Set task:
Please transcribe the data below exactly. Leave the pictures out.

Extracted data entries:
__________

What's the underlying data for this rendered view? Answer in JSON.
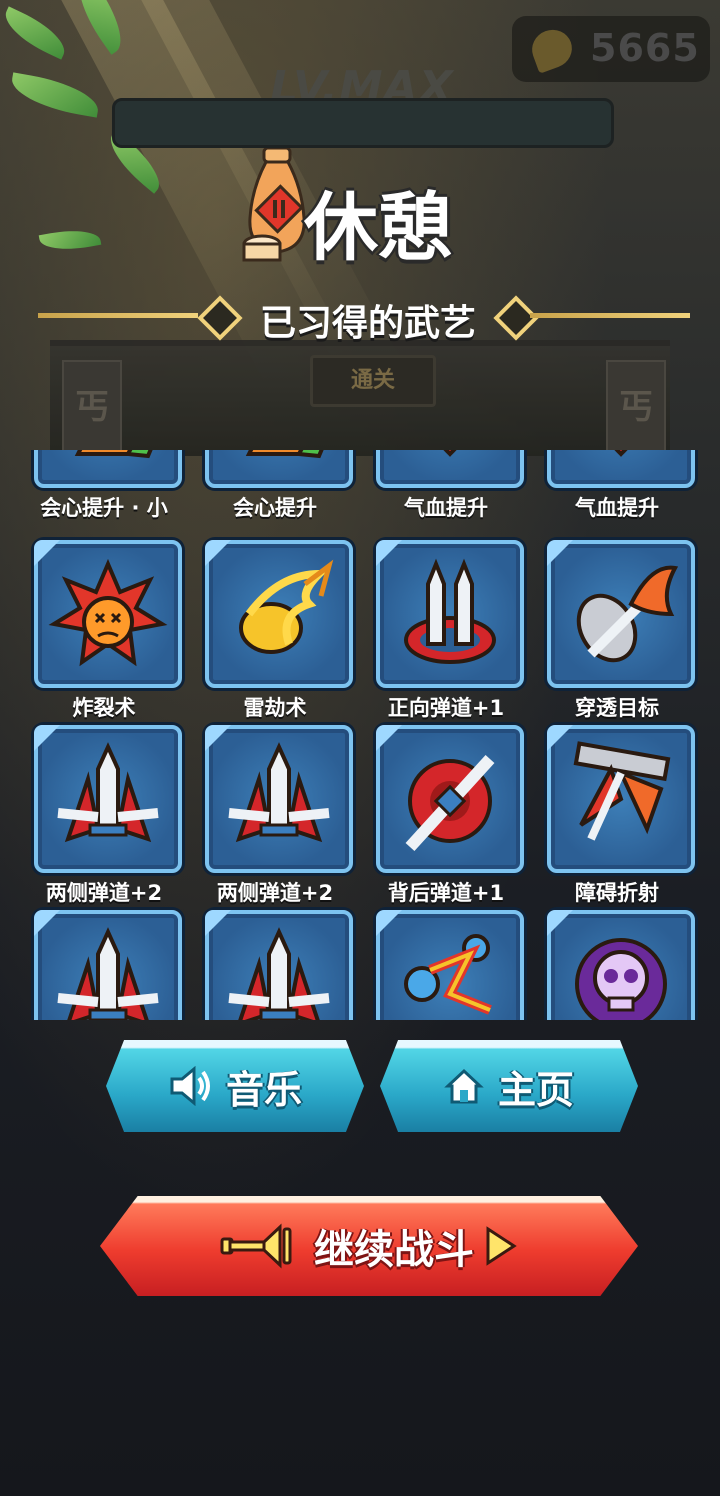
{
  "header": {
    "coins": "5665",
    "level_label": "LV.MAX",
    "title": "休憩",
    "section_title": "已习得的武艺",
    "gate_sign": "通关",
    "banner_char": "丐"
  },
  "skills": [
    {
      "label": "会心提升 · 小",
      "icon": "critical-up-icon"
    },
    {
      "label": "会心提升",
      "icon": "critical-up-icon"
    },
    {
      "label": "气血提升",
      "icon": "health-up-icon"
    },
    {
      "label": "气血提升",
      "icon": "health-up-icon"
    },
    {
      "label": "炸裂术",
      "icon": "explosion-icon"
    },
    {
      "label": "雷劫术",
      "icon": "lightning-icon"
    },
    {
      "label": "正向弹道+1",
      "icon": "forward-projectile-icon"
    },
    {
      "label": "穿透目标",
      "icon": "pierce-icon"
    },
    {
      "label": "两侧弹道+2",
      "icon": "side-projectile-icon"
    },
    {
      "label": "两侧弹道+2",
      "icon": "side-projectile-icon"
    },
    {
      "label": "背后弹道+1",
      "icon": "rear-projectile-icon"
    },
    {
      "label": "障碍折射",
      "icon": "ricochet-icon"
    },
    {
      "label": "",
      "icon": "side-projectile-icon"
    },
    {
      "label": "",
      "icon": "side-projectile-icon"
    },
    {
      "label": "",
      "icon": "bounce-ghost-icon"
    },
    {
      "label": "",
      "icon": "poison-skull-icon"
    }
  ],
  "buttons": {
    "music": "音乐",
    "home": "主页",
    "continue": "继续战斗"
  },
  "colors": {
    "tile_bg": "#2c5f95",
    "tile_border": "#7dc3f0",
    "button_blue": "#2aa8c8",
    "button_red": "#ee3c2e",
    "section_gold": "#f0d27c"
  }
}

__________

Solution:
What's the underlying data for this rendered view? Answer in JSON.
{
  "header": {
    "coins": "5665",
    "level_label": "LV.MAX",
    "title": "休憩",
    "section_title": "已习得的武艺",
    "gate_sign": "通关",
    "banner_char": "丐"
  },
  "skills": [
    {
      "label": "会心提升 · 小",
      "icon": "critical-up-icon"
    },
    {
      "label": "会心提升",
      "icon": "critical-up-icon"
    },
    {
      "label": "气血提升",
      "icon": "health-up-icon"
    },
    {
      "label": "气血提升",
      "icon": "health-up-icon"
    },
    {
      "label": "炸裂术",
      "icon": "explosion-icon"
    },
    {
      "label": "雷劫术",
      "icon": "lightning-icon"
    },
    {
      "label": "正向弹道+1",
      "icon": "forward-projectile-icon"
    },
    {
      "label": "穿透目标",
      "icon": "pierce-icon"
    },
    {
      "label": "两侧弹道+2",
      "icon": "side-projectile-icon"
    },
    {
      "label": "两侧弹道+2",
      "icon": "side-projectile-icon"
    },
    {
      "label": "背后弹道+1",
      "icon": "rear-projectile-icon"
    },
    {
      "label": "障碍折射",
      "icon": "ricochet-icon"
    },
    {
      "label": "",
      "icon": "side-projectile-icon"
    },
    {
      "label": "",
      "icon": "side-projectile-icon"
    },
    {
      "label": "",
      "icon": "bounce-ghost-icon"
    },
    {
      "label": "",
      "icon": "poison-skull-icon"
    }
  ],
  "buttons": {
    "music": "音乐",
    "home": "主页",
    "continue": "继续战斗"
  },
  "colors": {
    "tile_bg": "#2c5f95",
    "tile_border": "#7dc3f0",
    "button_blue": "#2aa8c8",
    "button_red": "#ee3c2e",
    "section_gold": "#f0d27c"
  }
}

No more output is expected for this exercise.